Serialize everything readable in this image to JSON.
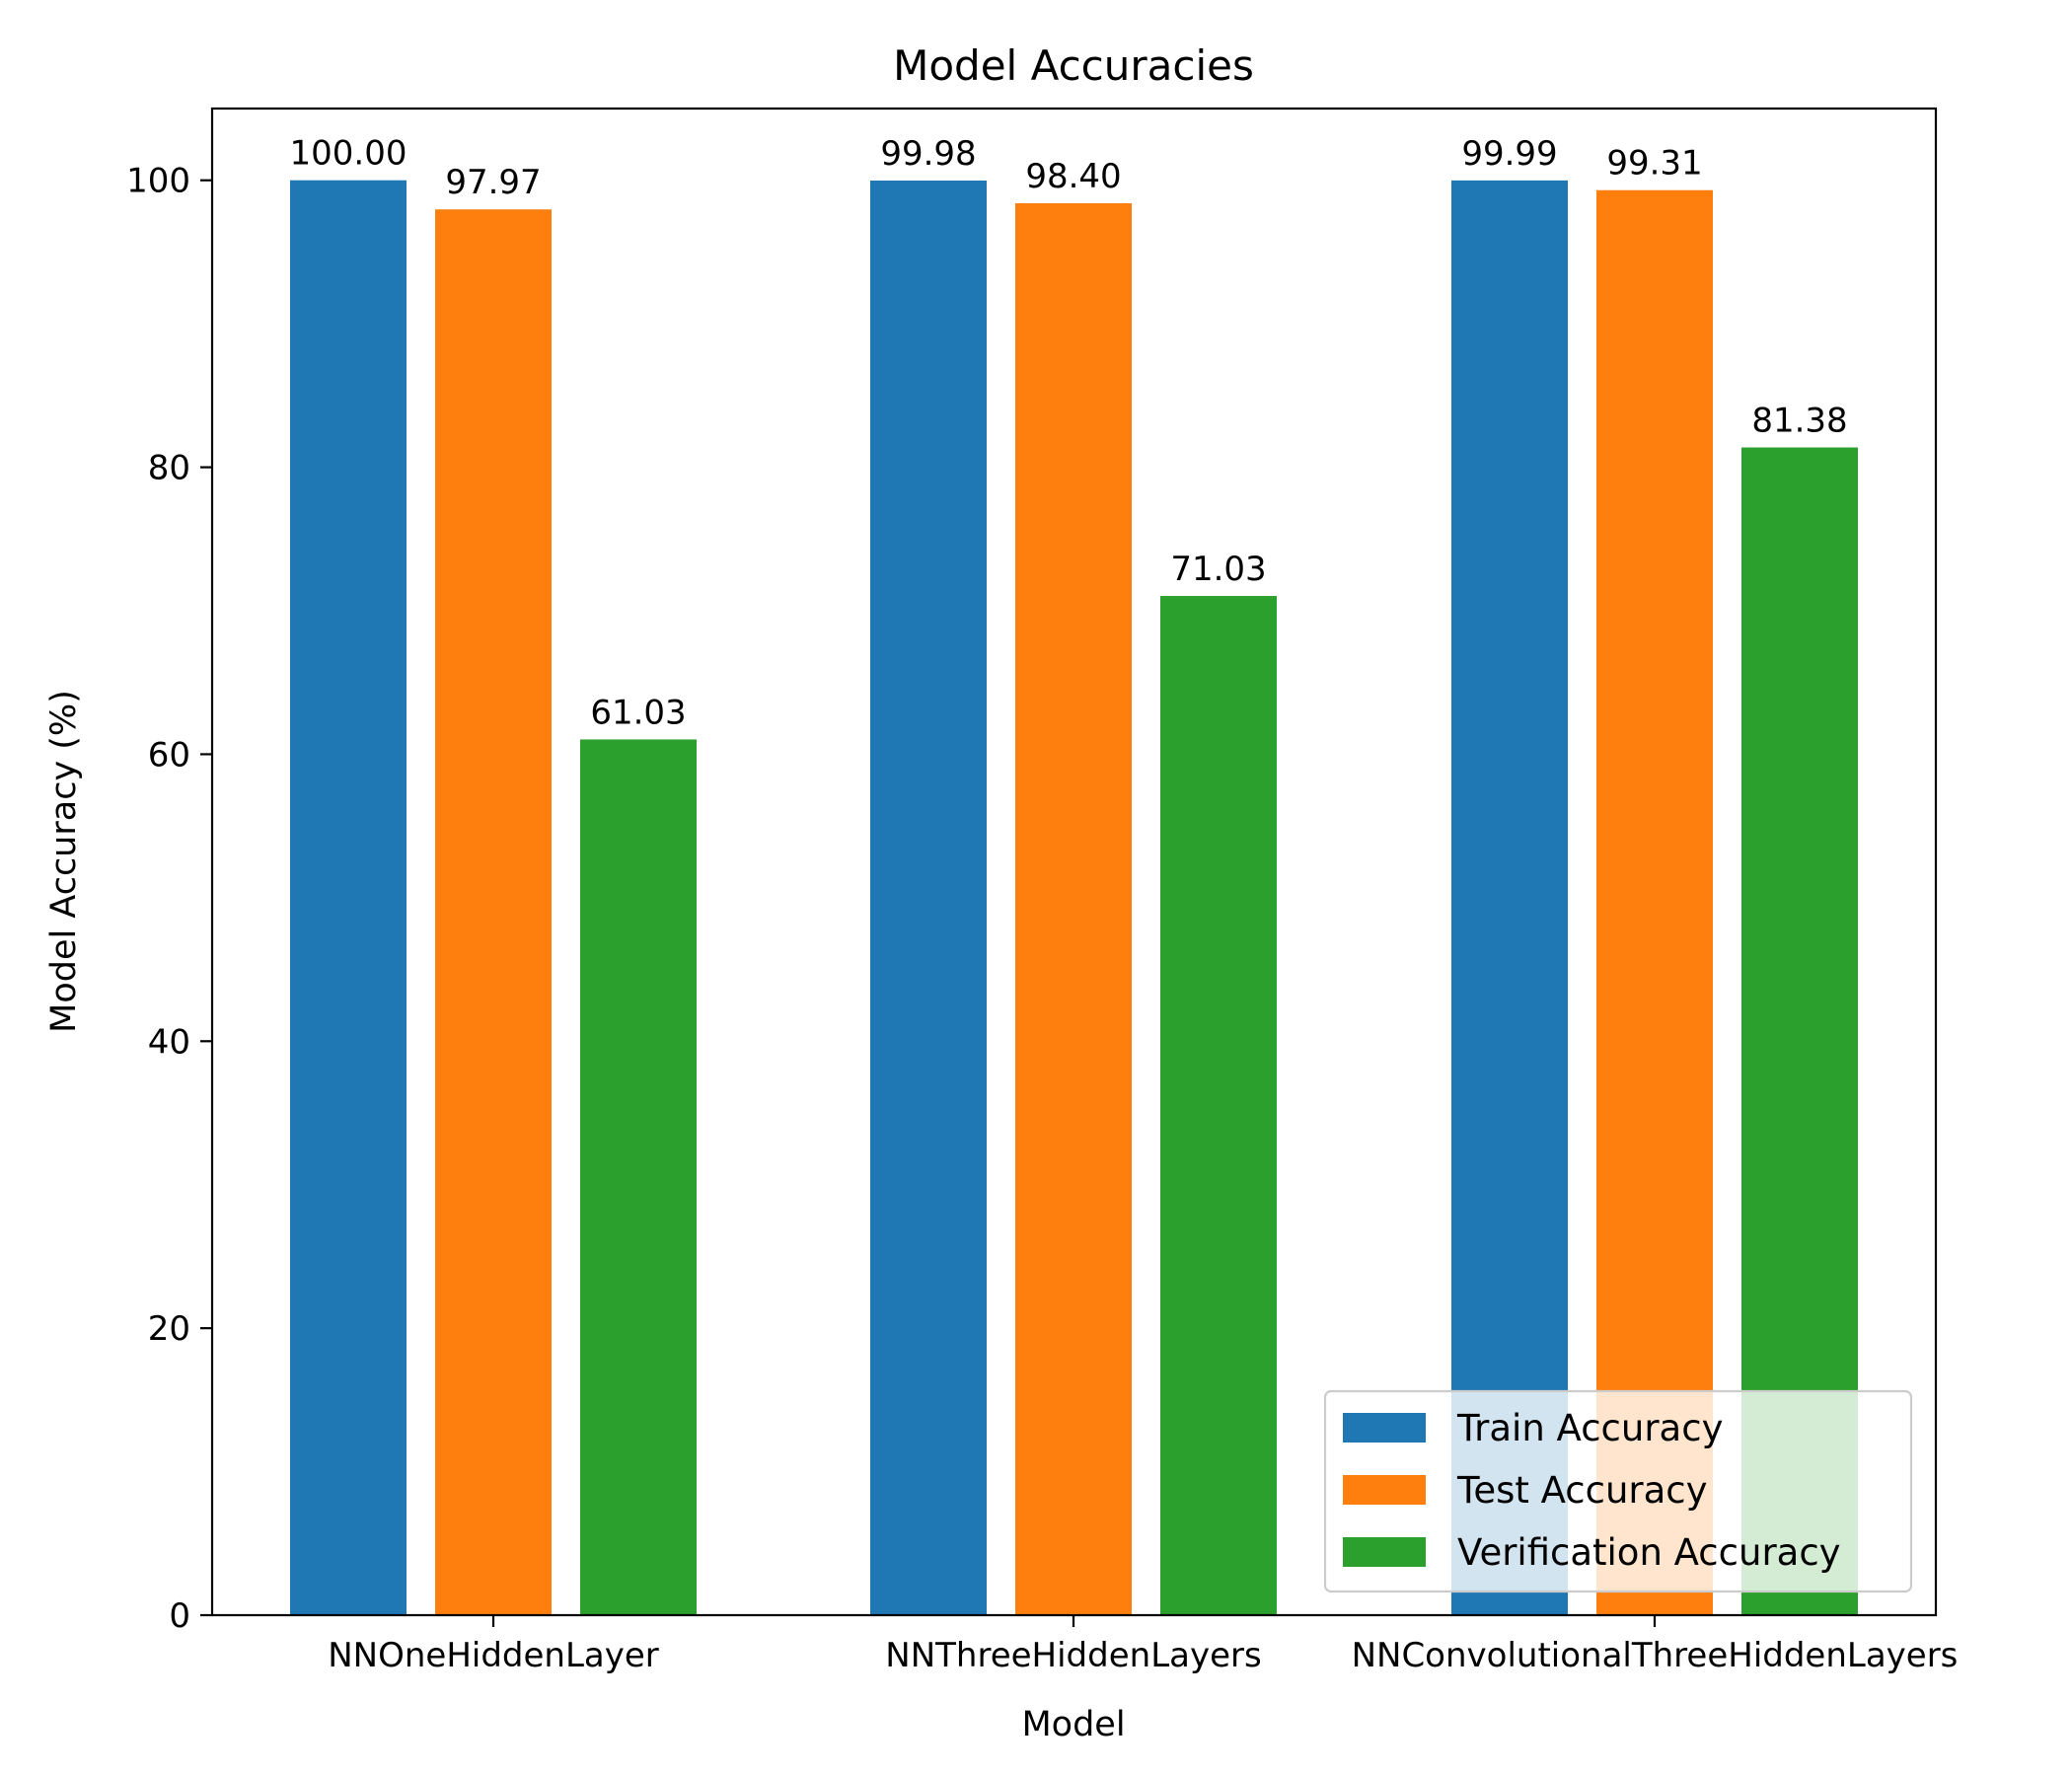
{
  "chart_data": {
    "type": "bar",
    "title": "Model Accuracies",
    "xlabel": "Model",
    "ylabel": "Model Accuracy (%)",
    "categories": [
      "NNOneHiddenLayer",
      "NNThreeHiddenLayers",
      "NNConvolutionalThreeHiddenLayers"
    ],
    "series": [
      {
        "name": "Train Accuracy",
        "color": "#1f77b4",
        "values": [
          100.0,
          99.98,
          99.99
        ],
        "labels": [
          "100.00",
          "99.98",
          "99.99"
        ]
      },
      {
        "name": "Test Accuracy",
        "color": "#ff7f0e",
        "values": [
          97.97,
          98.4,
          99.31
        ],
        "labels": [
          "97.97",
          "98.40",
          "99.31"
        ]
      },
      {
        "name": "Verification Accuracy",
        "color": "#2ca02c",
        "values": [
          61.03,
          71.03,
          81.38
        ],
        "labels": [
          "61.03",
          "71.03",
          "81.38"
        ]
      }
    ],
    "ylim": [
      0,
      105
    ],
    "yticks": [
      0,
      20,
      40,
      60,
      80,
      100
    ],
    "grid": false,
    "legend": "lower-right"
  }
}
-=-=-=-=-
Transcribe the material exactly, leaving every picture out.

_Answer to this problem_
Serialize everything readable in this image to JSON.
{
  "chart_data": {
    "type": "bar",
    "title": "Model Accuracies",
    "xlabel": "Model",
    "ylabel": "Model Accuracy (%)",
    "categories": [
      "NNOneHiddenLayer",
      "NNThreeHiddenLayers",
      "NNConvolutionalThreeHiddenLayers"
    ],
    "series": [
      {
        "name": "Train Accuracy",
        "color": "#1f77b4",
        "values": [
          100.0,
          99.98,
          99.99
        ],
        "labels": [
          "100.00",
          "99.98",
          "99.99"
        ]
      },
      {
        "name": "Test Accuracy",
        "color": "#ff7f0e",
        "values": [
          97.97,
          98.4,
          99.31
        ],
        "labels": [
          "97.97",
          "98.40",
          "99.31"
        ]
      },
      {
        "name": "Verification Accuracy",
        "color": "#2ca02c",
        "values": [
          61.03,
          71.03,
          81.38
        ],
        "labels": [
          "61.03",
          "71.03",
          "81.38"
        ]
      }
    ],
    "ylim": [
      0,
      105
    ],
    "yticks": [
      0,
      20,
      40,
      60,
      80,
      100
    ],
    "grid": false,
    "legend": "lower-right"
  }
}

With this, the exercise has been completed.